Extracted data entries:
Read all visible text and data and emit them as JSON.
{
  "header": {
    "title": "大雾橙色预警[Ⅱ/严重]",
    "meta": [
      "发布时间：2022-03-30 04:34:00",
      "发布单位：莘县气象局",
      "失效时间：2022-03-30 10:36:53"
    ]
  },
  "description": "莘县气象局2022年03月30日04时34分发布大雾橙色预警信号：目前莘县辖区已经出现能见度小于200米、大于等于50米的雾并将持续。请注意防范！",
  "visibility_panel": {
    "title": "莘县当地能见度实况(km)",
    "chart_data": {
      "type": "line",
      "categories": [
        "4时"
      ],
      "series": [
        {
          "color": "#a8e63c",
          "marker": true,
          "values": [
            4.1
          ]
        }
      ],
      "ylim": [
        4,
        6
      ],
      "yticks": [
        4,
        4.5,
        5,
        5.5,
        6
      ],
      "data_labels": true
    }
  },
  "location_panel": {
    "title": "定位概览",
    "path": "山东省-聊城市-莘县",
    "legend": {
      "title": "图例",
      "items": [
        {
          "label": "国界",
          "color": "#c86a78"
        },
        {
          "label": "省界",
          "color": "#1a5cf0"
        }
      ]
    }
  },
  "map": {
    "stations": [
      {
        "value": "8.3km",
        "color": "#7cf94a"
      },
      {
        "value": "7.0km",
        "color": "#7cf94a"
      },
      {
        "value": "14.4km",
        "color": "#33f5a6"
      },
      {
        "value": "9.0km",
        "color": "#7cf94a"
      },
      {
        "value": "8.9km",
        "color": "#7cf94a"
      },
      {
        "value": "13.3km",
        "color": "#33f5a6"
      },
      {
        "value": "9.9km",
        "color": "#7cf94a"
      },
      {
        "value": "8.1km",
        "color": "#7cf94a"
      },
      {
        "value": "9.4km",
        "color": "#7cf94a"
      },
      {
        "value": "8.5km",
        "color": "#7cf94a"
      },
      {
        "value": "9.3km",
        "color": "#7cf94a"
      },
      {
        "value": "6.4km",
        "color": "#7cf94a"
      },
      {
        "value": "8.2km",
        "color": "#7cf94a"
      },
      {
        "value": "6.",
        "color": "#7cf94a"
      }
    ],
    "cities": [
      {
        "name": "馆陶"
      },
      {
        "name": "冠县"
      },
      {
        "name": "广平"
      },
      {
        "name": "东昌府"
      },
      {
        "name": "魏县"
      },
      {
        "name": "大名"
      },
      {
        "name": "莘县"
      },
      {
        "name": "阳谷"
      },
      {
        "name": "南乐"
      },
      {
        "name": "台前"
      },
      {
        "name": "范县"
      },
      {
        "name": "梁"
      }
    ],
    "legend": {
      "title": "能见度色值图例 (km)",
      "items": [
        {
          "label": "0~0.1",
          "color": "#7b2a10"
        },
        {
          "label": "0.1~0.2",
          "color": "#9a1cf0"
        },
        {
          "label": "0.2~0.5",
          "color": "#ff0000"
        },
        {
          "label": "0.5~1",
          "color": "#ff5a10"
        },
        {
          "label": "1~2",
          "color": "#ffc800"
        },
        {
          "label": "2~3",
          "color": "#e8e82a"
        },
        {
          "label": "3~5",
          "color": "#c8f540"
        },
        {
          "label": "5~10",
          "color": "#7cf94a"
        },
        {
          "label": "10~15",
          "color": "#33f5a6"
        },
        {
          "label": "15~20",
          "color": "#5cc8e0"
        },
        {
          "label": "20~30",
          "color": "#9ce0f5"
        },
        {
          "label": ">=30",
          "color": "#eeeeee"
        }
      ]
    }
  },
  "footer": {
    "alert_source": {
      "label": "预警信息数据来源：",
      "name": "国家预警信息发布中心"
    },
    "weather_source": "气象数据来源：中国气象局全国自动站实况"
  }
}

■ **What to work on**:
Transcribe all of the material exactly. Omit nothing.

■ **Written response**:
Read all visible text and data and emit them as JSON.
{
  "header": {
    "title": "大雾橙色预警[Ⅱ/严重]",
    "meta": [
      "发布时间：2022-03-30 04:34:00",
      "发布单位：莘县气象局",
      "失效时间：2022-03-30 10:36:53"
    ]
  },
  "description": "莘县气象局2022年03月30日04时34分发布大雾橙色预警信号：目前莘县辖区已经出现能见度小于200米、大于等于50米的雾并将持续。请注意防范！",
  "visibility_panel": {
    "title": "莘县当地能见度实况(km)",
    "chart_data": {
      "type": "line",
      "categories": [
        "4时"
      ],
      "series": [
        {
          "color": "#a8e63c",
          "marker": true,
          "values": [
            4.1
          ]
        }
      ],
      "ylim": [
        4,
        6
      ],
      "yticks": [
        4,
        4.5,
        5,
        5.5,
        6
      ],
      "data_labels": true
    }
  },
  "location_panel": {
    "title": "定位概览",
    "path": "山东省-聊城市-莘县",
    "legend": {
      "title": "图例",
      "items": [
        {
          "label": "国界",
          "color": "#c86a78"
        },
        {
          "label": "省界",
          "color": "#1a5cf0"
        }
      ]
    }
  },
  "map": {
    "stations": [
      {
        "value": "8.3km",
        "color": "#7cf94a"
      },
      {
        "value": "7.0km",
        "color": "#7cf94a"
      },
      {
        "value": "14.4km",
        "color": "#33f5a6"
      },
      {
        "value": "9.0km",
        "color": "#7cf94a"
      },
      {
        "value": "8.9km",
        "color": "#7cf94a"
      },
      {
        "value": "13.3km",
        "color": "#33f5a6"
      },
      {
        "value": "9.9km",
        "color": "#7cf94a"
      },
      {
        "value": "8.1km",
        "color": "#7cf94a"
      },
      {
        "value": "9.4km",
        "color": "#7cf94a"
      },
      {
        "value": "8.5km",
        "color": "#7cf94a"
      },
      {
        "value": "9.3km",
        "color": "#7cf94a"
      },
      {
        "value": "6.4km",
        "color": "#7cf94a"
      },
      {
        "value": "8.2km",
        "color": "#7cf94a"
      },
      {
        "value": "6.",
        "color": "#7cf94a"
      }
    ],
    "cities": [
      {
        "name": "馆陶"
      },
      {
        "name": "冠县"
      },
      {
        "name": "广平"
      },
      {
        "name": "东昌府"
      },
      {
        "name": "魏县"
      },
      {
        "name": "大名"
      },
      {
        "name": "莘县"
      },
      {
        "name": "阳谷"
      },
      {
        "name": "南乐"
      },
      {
        "name": "台前"
      },
      {
        "name": "范县"
      },
      {
        "name": "梁"
      }
    ],
    "legend": {
      "title": "能见度色值图例 (km)",
      "items": [
        {
          "label": "0~0.1",
          "color": "#7b2a10"
        },
        {
          "label": "0.1~0.2",
          "color": "#9a1cf0"
        },
        {
          "label": "0.2~0.5",
          "color": "#ff0000"
        },
        {
          "label": "0.5~1",
          "color": "#ff5a10"
        },
        {
          "label": "1~2",
          "color": "#ffc800"
        },
        {
          "label": "2~3",
          "color": "#e8e82a"
        },
        {
          "label": "3~5",
          "color": "#c8f540"
        },
        {
          "label": "5~10",
          "color": "#7cf94a"
        },
        {
          "label": "10~15",
          "color": "#33f5a6"
        },
        {
          "label": "15~20",
          "color": "#5cc8e0"
        },
        {
          "label": "20~30",
          "color": "#9ce0f5"
        },
        {
          "label": ">=30",
          "color": "#eeeeee"
        }
      ]
    }
  },
  "footer": {
    "alert_source": {
      "label": "预警信息数据来源：",
      "name": "国家预警信息发布中心"
    },
    "weather_source": "气象数据来源：中国气象局全国自动站实况"
  }
}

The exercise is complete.